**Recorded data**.

* * * *

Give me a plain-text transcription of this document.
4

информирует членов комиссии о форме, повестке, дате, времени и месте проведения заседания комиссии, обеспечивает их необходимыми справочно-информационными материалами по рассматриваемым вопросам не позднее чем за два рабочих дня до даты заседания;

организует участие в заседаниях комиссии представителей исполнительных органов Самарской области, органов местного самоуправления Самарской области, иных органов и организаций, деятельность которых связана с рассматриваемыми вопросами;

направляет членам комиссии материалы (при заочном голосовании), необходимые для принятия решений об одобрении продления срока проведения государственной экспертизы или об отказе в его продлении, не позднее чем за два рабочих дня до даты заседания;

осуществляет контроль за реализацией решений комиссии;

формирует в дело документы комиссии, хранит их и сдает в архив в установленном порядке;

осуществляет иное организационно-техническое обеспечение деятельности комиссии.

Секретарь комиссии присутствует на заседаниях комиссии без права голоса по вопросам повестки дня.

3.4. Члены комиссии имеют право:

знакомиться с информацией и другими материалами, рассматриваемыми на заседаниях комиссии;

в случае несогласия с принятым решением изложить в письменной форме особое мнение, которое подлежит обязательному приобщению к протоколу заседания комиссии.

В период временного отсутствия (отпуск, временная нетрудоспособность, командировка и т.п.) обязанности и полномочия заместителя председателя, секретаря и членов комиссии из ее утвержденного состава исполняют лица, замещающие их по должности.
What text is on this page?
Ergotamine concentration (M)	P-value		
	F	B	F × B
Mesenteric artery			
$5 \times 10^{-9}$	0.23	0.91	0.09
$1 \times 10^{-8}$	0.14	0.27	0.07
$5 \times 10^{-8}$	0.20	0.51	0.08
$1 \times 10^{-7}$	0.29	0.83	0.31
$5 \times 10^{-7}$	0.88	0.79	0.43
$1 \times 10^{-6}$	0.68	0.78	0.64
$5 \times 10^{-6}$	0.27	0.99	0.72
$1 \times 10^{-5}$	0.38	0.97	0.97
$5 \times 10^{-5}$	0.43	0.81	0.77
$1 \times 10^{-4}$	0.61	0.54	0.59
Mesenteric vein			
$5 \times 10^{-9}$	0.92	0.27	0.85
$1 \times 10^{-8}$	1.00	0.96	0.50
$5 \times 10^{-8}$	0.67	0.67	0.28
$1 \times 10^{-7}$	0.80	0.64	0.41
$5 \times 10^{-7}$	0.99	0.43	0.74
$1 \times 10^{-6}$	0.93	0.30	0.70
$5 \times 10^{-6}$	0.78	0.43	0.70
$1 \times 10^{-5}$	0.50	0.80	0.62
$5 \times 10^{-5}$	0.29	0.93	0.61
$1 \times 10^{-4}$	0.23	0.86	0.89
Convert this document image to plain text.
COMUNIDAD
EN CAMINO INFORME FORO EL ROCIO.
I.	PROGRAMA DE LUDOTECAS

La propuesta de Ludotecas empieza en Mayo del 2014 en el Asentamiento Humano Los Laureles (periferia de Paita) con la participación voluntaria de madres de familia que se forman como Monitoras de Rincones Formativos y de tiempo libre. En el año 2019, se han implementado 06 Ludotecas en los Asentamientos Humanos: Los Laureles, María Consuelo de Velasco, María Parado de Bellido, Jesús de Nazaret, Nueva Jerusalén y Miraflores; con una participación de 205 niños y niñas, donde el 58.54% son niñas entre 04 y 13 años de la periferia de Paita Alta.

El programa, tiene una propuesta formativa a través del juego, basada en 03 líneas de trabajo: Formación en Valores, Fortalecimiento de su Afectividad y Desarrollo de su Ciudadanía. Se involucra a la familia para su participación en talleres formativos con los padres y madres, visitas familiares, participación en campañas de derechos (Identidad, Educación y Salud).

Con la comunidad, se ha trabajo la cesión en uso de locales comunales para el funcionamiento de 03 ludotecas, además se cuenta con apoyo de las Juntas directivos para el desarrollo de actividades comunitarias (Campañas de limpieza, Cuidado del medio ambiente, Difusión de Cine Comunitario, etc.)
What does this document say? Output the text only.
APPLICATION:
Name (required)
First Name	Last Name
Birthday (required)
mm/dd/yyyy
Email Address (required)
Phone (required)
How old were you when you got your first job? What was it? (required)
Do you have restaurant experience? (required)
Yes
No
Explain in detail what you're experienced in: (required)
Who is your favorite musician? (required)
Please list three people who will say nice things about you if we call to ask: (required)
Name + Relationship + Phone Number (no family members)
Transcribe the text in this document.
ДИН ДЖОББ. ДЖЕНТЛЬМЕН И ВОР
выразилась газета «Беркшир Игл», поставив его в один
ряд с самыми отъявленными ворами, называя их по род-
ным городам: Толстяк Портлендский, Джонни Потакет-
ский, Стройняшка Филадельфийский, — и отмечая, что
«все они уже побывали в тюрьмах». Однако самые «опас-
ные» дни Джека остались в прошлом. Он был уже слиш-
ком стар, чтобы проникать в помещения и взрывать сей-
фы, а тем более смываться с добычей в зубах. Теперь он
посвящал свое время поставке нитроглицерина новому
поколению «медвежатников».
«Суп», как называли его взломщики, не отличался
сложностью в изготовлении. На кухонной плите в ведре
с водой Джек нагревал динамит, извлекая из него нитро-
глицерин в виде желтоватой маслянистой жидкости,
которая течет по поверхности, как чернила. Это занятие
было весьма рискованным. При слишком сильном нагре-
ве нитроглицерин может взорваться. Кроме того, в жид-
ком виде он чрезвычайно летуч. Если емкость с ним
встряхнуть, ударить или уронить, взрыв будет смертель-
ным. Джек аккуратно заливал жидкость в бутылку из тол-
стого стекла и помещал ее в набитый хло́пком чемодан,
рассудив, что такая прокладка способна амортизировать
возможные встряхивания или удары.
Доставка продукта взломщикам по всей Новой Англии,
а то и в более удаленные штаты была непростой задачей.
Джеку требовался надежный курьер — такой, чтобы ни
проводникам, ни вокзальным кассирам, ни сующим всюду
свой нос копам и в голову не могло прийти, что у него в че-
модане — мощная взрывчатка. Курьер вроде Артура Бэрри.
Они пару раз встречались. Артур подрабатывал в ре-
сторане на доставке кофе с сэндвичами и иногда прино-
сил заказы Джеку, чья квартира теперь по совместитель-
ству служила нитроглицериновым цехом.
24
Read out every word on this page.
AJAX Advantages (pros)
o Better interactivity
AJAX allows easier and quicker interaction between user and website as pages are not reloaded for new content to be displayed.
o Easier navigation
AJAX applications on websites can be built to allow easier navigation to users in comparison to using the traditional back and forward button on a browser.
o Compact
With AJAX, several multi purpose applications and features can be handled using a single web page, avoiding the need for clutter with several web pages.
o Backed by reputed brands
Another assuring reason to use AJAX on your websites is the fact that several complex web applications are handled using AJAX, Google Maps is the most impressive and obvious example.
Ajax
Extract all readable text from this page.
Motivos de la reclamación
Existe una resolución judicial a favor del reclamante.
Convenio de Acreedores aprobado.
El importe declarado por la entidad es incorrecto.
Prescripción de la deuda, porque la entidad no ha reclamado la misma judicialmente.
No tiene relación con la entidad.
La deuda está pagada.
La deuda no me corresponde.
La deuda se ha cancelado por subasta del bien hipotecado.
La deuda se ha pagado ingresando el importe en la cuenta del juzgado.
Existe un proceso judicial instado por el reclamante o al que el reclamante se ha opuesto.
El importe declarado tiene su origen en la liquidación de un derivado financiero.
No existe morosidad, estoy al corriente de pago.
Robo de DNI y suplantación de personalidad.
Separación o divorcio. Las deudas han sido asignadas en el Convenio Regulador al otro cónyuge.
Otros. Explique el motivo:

* * * *

**Given instruction**. Which lines contain "него"? Copy each of them.

**Result of the task**.
с водой Джек нагревал динамит, извлекая из него нитро-
свой нос копам и в голову не могло прийти, что у него в че-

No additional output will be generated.